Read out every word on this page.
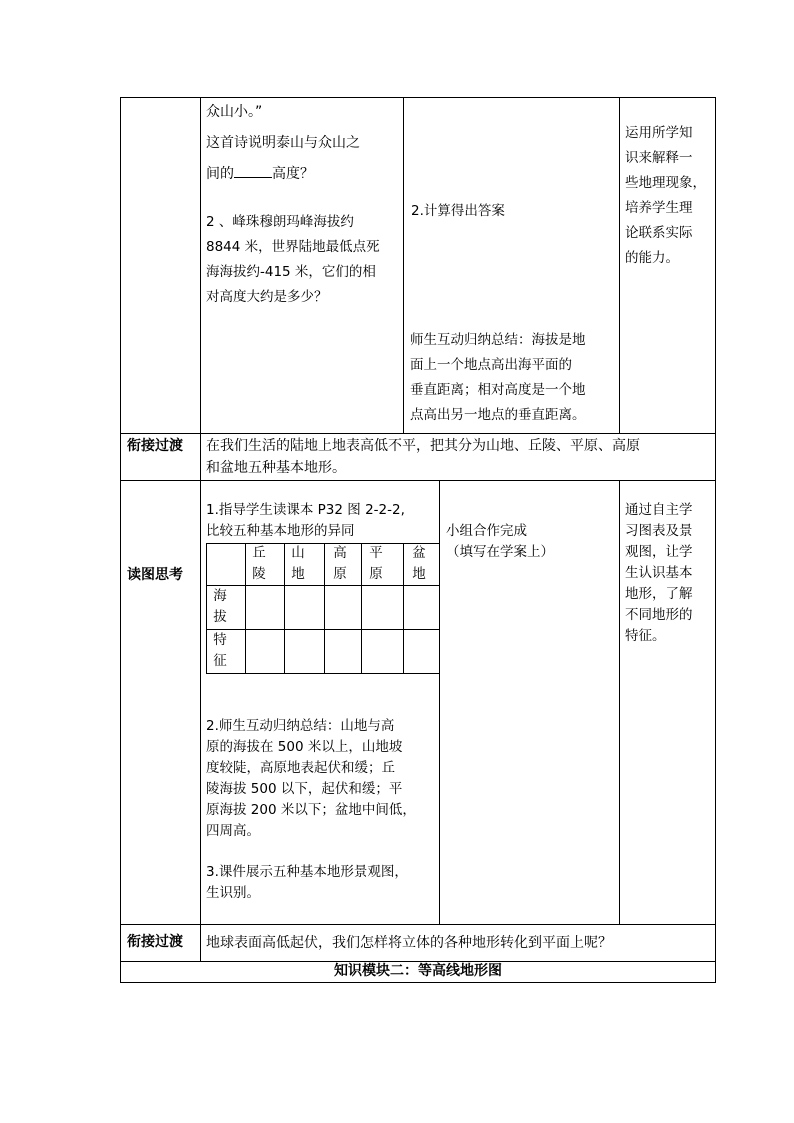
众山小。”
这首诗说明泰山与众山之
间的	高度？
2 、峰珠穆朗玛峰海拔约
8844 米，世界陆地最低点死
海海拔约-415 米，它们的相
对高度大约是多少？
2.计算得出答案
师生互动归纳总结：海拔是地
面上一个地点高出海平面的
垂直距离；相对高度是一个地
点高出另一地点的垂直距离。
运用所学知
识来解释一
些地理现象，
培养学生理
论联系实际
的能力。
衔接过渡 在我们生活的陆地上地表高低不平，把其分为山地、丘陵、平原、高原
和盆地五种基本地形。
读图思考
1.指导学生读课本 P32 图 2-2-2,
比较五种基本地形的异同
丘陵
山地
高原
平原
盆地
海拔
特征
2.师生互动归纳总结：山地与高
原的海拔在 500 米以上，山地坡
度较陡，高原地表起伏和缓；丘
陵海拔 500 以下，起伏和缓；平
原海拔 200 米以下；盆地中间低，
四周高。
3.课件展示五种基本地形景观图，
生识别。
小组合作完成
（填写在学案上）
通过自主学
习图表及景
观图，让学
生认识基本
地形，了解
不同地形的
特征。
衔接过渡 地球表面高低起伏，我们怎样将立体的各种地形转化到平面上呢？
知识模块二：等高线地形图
==
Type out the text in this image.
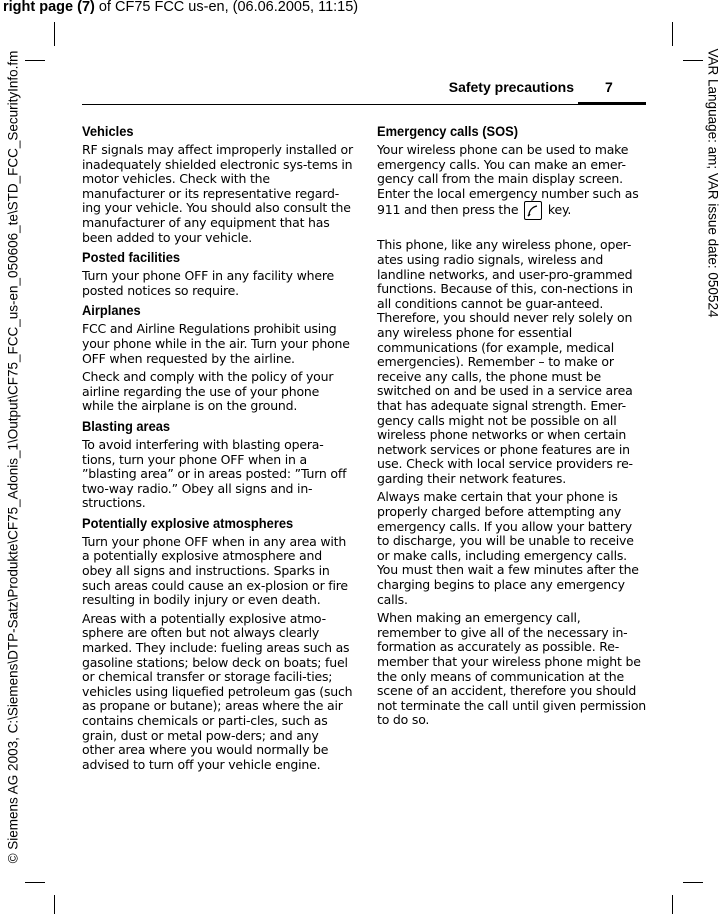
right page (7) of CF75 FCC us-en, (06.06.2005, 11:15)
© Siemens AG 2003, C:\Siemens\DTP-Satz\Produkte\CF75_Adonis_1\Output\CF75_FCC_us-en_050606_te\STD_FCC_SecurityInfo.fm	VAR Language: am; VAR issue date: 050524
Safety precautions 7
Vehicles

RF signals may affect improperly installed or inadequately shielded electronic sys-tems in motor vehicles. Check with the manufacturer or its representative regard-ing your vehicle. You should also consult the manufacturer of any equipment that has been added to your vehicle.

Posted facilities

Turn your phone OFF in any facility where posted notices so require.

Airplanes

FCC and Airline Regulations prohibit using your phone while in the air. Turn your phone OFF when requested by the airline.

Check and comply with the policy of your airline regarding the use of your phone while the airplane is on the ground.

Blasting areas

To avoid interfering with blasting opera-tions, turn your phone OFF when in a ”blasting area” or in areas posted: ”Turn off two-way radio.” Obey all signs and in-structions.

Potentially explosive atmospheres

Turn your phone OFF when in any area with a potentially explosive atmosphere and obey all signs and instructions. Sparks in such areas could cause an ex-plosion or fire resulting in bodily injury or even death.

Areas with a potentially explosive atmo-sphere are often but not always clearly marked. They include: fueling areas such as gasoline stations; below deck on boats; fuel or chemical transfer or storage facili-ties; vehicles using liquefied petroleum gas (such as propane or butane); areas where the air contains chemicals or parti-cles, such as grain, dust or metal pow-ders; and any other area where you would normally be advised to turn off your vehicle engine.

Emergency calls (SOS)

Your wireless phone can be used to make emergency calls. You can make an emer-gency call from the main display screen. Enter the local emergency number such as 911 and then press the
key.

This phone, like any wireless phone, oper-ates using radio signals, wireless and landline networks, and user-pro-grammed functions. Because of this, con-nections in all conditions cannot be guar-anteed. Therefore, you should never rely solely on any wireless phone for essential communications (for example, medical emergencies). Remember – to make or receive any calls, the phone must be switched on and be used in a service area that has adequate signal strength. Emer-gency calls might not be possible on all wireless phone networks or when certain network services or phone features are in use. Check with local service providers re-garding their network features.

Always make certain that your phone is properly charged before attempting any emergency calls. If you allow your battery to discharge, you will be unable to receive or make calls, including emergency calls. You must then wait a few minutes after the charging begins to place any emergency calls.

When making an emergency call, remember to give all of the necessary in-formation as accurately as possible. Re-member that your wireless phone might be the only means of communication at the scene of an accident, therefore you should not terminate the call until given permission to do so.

**Work required**
Of the lines above, copy each that contains "airline".

**Output of the task**
FCC and Airline Regulations prohibit using your phone while in the air. Turn your phone OFF when requested by the airline.
Check and comply with the policy of your airline regarding the use of your phone while the airplane is on the ground.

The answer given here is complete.